───── DATASET ROWS

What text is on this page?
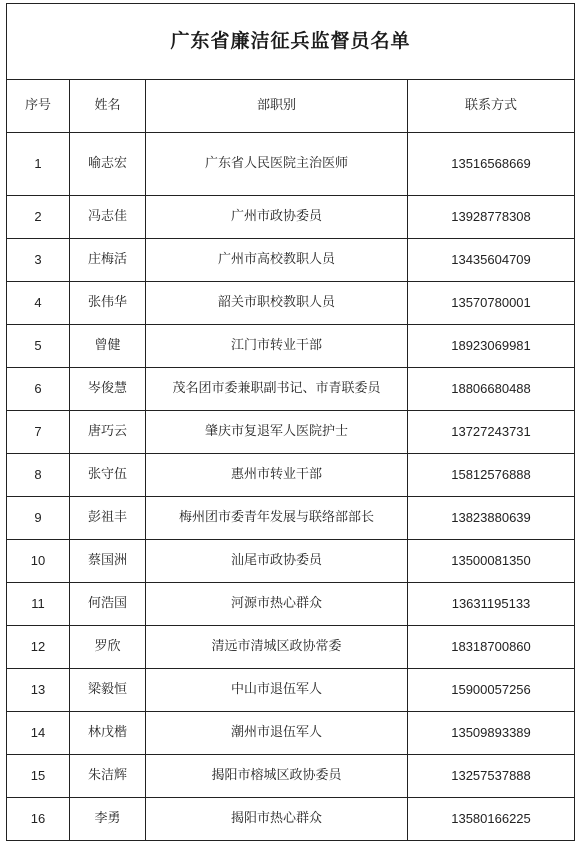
广东省廉洁征兵监督员名单			
序号	姓名	部职别	联系方式
1	喻志宏	广东省人民医院主治医师	13516568669
2	冯志佳	广州市政协委员	13928778308
3	庄梅活	广州市高校教职人员	13435604709
4	张伟华	韶关市职校教职人员	13570780001
5	曾健	江门市转业干部	18923069981
6	岑俊慧	茂名团市委兼职副书记、市青联委员	18806680488
7	唐巧云	肇庆市复退军人医院护士	13727243731
8	张守伍	惠州市转业干部	15812576888
9	彭祖丰	梅州团市委青年发展与联络部部长	13823880639
10	蔡国洲	汕尾市政协委员	13500081350
11	何浩国	河源市热心群众	13631195133
12	罗欣	清远市清城区政协常委	18318700860
13	梁毅恒	中山市退伍军人	15900057256
14	林戊楷	潮州市退伍军人	13509893389
15	朱洁辉	揭阳市榕城区政协委员	13257537888
16	李勇	揭阳市热心群众	13580166225
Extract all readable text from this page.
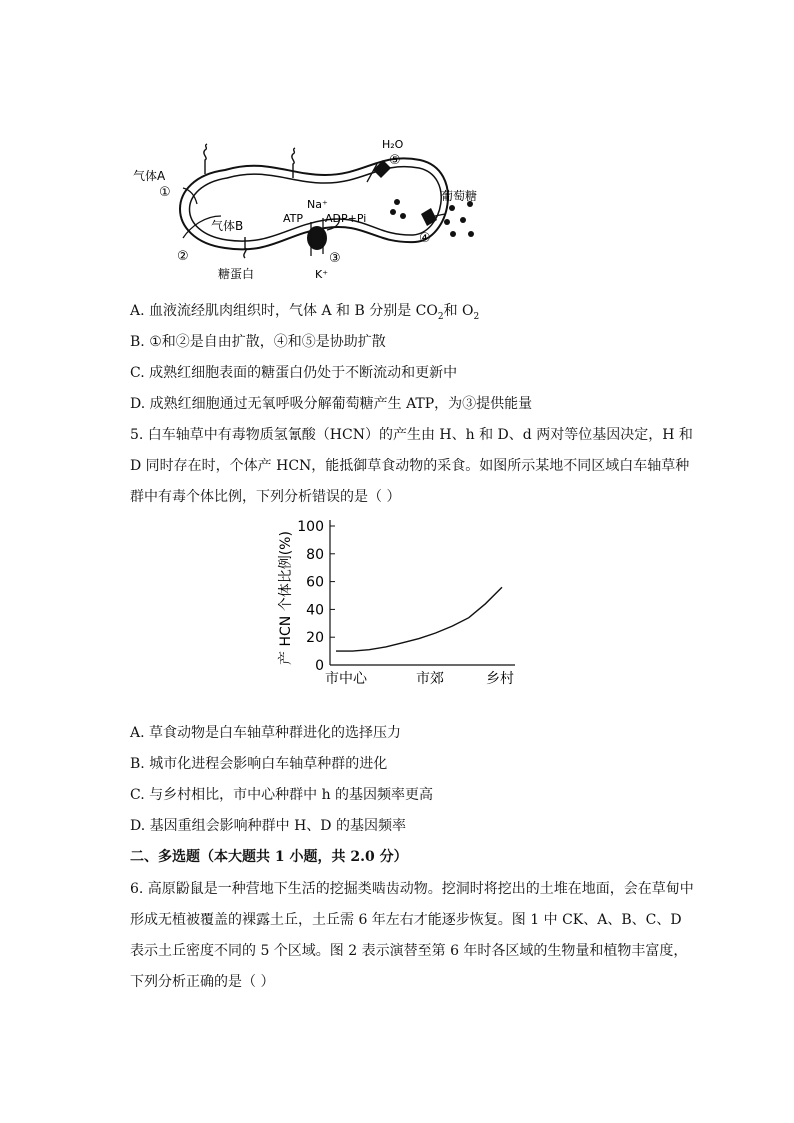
气体A
①
气体B
②
糖蛋白
H₂O
⑤
葡萄糖
④
Na⁺
ATP ADP+Pi
③
K⁺
A. 血液流经肌肉组织时，气体 A 和 B 分别是 $CO_2$和 $O_2$
B. ①和②是自由扩散，④和⑤是协助扩散
C. 成熟红细胞表面的糖蛋白仍处于不断流动和更新中
D. 成熟红细胞通过无氧呼吸分解葡萄糖产生 ATP，为③提供能量
5. 白车轴草中有毒物质氢氰酸（HCN）的产生由 H、h 和 D、d 两对等位基因决定，H 和 D 同时存在时，个体产 HCN，能抵御草食动物的采食。如图所示某地不同区域白车轴草种群中有毒个体比例，下列分析错误的是（ ）
0
20
40
60
80
100
市中心	市郊	乡村
产 HCN 个体比例(%)
A. 草食动物是白车轴草种群进化的选择压力
B. 城市化进程会影响白车轴草种群的进化
C. 与乡村相比，市中心种群中 h 的基因频率更高
D. 基因重组会影响种群中 H、D 的基因频率
二、多选题（本大题共 1 小题，共 2.0 分）
6. 高原鼢鼠是一种营地下生活的挖掘类啮齿动物。挖洞时将挖出的土堆在地面，会在草甸中形成无植被覆盖的裸露土丘，土丘需 6 年左右才能逐步恢复。图 1 中 CK、A、B、C、D 表示土丘密度不同的 5 个区域。图 2 表示演替至第 6 年时各区域的生物量和植物丰富度，下列分析正确的是（ ）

──────────

Repeat the data exactly in full, omitting its pictures.

What text is on this page?
广东省廉洁征兵监督员名单			
序号	姓名	部职别	联系方式
1	喻志宏	广东省人民医院主治医师	13516568669
2	冯志佳	广州市政协委员	13928778308
3	庄梅活	广州市高校教职人员	13435604709
4	张伟华	韶关市职校教职人员	13570780001
5	曾健	江门市转业干部	18923069981
6	岑俊慧	茂名团市委兼职副书记、市青联委员	18806680488
7	唐巧云	肇庆市复退军人医院护士	13727243731
8	张守伍	惠州市转业干部	15812576888
9	彭祖丰	梅州团市委青年发展与联络部部长	13823880639
10	蔡国洲	汕尾市政协委员	13500081350
11	何浩国	河源市热心群众	13631195133
12	罗欣	清远市清城区政协常委	18318700860
13	梁毅恒	中山市退伍军人	15900057256
14	林戊楷	潮州市退伍军人	13509893389
15	朱洁辉	揭阳市榕城区政协委员	13257537888
16	李勇	揭阳市热心群众	13580166225
Extract all readable text from this page.
气体A
①
气体B
②
糖蛋白
H₂O
⑤
葡萄糖
④
Na⁺
ATP ADP+Pi
③
K⁺
A. 血液流经肌肉组织时，气体 A 和 B 分别是 $CO_2$和 $O_2$
B. ①和②是自由扩散，④和⑤是协助扩散
C. 成熟红细胞表面的糖蛋白仍处于不断流动和更新中
D. 成熟红细胞通过无氧呼吸分解葡萄糖产生 ATP，为③提供能量
5. 白车轴草中有毒物质氢氰酸（HCN）的产生由 H、h 和 D、d 两对等位基因决定，H 和 D 同时存在时，个体产 HCN，能抵御草食动物的采食。如图所示某地不同区域白车轴草种群中有毒个体比例，下列分析错误的是（ ）
0
20
40
60
80
100
市中心	市郊	乡村
产 HCN 个体比例(%)
A. 草食动物是白车轴草种群进化的选择压力
B. 城市化进程会影响白车轴草种群的进化
C. 与乡村相比，市中心种群中 h 的基因频率更高
D. 基因重组会影响种群中 H、D 的基因频率
二、多选题（本大题共 1 小题，共 2.0 分）
6. 高原鼢鼠是一种营地下生活的挖掘类啮齿动物。挖洞时将挖出的土堆在地面，会在草甸中形成无植被覆盖的裸露土丘，土丘需 6 年左右才能逐步恢复。图 1 中 CK、A、B、C、D 表示土丘密度不同的 5 个区域。图 2 表示演替至第 6 年时各区域的生物量和植物丰富度，下列分析正确的是（ ）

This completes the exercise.